▶ _EXTRACTED TEXT_:
******************************
This is my last weekend to prep the Subaru before heading to Davis to pick up the RV on Tuesday. I had one remaining task: installing the ReadyBrake DL100 brake indicator wiring from the Subaru brake pedal to the front of the car so I could have an indicator light in the RV cab when the Subi's brakes get applied.
(Aside: ReadyBrake includes the DL300 brake indicator light
with the ReadyBrute Elite package, but this only indicates that the ReadyBrake brake arm is being actuated, not that the toad's brakes are being applied. I would feel a lot better getting an indication of actual toad braking, even though it's more of a pain to install.)
Step 1: locate the wire connecting to the brake pedal switch that carries 12V only when the brakes are applied.
Problem 1: there's no room to work. I'm 6'2" with proportioned hands. Lying on my back in the driver's footwell, I can get one hand at a time up to where the brake switch is located. If I wiggle around I can get the other hand partially up there. I'm really glad I was alone when I did this because I said things about Subaru engineers that don't need to be repeated in polite company. Just getting the switch disconnected from the pedal socket was a challenge.
Problem 1, corollary 1: finding the right wire. I have a 12v probe tester, but with the socket unplugged from the brake switch there's also no current delivered to the wire. I found the always-on 12V supply wire easily enough, but there are three other wires going to the socket and no indication of which one might be the right one. Looking at the wiring at the actual brake lights didn't help, none of them appeared to match the color of the ones at the socket.
I was planning
to perform a real wire splice -- cut off some insulation, poke a hole through the strands, stick the new wire through the hole and twist then cover with tape/shrinktubing -- until the whole "no room" thing sunk in. I could hardly get my fingers to even reach the wires and I'm going to try some delicate manipulations? Hardly. At that point, some kind of parasitic tap is the only viable option. I tried to get posi taps but no one had them so I settled for t-taps.
I tried one wire by random selection and manhandled the t-tap into place by force of will. 33% chance, right? Yeah, didn't pick the right one. Get the t-tap off again (insert more kind words for Subaru engineers at this point) and pick one of the remaining two. 50% chance! This time I got it. My 12v probe lit up only when the brake was applied. Hallelujah. So now I've got a t-tap on the correct wire from the switch. That probably took about 45 minutes to an hour for something that should be 10 minutes tops. That should give some indication of the tight quarters. For future Subi users, I think the wire was the green and white wire, but I couldn't see all that well. Here's a shot of the t-tap (the blue plastic thing). If you can't see the wire color well, at least you can see the other wires and possibly the location.
******************************
Records excerpted from a collection
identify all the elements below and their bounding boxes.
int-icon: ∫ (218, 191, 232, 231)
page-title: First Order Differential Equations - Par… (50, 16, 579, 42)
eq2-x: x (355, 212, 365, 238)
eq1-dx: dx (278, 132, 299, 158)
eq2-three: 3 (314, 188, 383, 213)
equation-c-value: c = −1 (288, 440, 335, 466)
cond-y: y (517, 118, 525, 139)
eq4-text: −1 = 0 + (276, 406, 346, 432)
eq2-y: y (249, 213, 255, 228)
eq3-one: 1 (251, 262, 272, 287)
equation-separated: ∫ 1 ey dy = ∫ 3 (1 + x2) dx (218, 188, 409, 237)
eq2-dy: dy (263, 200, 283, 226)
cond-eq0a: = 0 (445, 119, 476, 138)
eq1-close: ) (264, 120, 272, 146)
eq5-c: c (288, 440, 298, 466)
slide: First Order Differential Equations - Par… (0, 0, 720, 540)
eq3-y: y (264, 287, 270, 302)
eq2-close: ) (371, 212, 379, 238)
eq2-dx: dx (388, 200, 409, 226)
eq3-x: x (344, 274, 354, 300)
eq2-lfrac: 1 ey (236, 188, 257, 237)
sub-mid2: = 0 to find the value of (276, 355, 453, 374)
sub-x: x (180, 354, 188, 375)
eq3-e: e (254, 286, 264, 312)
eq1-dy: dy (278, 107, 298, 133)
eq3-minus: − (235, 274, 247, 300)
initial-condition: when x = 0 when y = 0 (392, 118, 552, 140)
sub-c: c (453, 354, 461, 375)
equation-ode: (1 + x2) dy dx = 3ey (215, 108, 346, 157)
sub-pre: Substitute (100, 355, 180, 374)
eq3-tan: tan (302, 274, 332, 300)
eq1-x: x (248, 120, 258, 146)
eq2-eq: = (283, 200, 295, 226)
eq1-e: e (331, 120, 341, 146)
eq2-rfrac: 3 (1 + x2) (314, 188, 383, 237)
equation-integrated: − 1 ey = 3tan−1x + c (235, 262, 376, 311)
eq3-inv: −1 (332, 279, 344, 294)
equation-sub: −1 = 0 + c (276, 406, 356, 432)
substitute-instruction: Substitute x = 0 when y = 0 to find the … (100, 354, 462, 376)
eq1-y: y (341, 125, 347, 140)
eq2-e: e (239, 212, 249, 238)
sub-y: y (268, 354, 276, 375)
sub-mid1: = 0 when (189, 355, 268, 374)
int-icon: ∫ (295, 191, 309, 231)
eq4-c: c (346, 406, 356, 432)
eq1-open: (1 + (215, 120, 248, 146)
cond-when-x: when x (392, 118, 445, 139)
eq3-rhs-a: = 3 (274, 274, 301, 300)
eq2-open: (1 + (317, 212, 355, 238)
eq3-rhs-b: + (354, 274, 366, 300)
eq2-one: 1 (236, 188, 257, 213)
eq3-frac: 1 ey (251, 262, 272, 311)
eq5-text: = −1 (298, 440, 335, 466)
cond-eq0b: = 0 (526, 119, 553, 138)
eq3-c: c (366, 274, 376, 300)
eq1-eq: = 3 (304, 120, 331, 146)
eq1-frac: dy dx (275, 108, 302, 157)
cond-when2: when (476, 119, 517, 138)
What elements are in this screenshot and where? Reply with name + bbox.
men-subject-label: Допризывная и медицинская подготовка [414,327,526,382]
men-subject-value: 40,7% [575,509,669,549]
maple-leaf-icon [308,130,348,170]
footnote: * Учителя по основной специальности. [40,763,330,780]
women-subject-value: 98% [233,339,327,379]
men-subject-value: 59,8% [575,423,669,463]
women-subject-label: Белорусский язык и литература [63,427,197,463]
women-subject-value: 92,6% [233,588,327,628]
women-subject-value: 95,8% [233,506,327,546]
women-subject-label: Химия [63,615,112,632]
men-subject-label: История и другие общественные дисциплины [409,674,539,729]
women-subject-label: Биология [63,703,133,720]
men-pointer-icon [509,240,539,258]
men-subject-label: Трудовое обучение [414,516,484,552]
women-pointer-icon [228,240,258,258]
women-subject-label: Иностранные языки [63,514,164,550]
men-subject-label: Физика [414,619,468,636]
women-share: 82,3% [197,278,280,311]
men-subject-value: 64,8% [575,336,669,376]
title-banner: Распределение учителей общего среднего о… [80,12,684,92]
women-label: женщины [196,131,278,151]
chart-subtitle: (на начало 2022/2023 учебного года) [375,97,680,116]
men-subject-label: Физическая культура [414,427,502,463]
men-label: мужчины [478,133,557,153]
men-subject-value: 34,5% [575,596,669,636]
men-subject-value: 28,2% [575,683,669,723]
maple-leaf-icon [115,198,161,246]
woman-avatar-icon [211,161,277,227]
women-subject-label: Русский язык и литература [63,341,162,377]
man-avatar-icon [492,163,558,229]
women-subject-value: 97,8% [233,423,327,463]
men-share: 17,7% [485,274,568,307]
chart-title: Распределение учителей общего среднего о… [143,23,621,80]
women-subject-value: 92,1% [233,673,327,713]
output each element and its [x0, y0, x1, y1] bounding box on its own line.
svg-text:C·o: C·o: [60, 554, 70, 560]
******************************
▶ _DIRECTIONS_: In the post about wiring the Subaru's brake indicator, what kind of taps did the writer settle for after failing to get posi taps? The data come from a separate source.

▶ _RESPONSE AREA_: T-taps.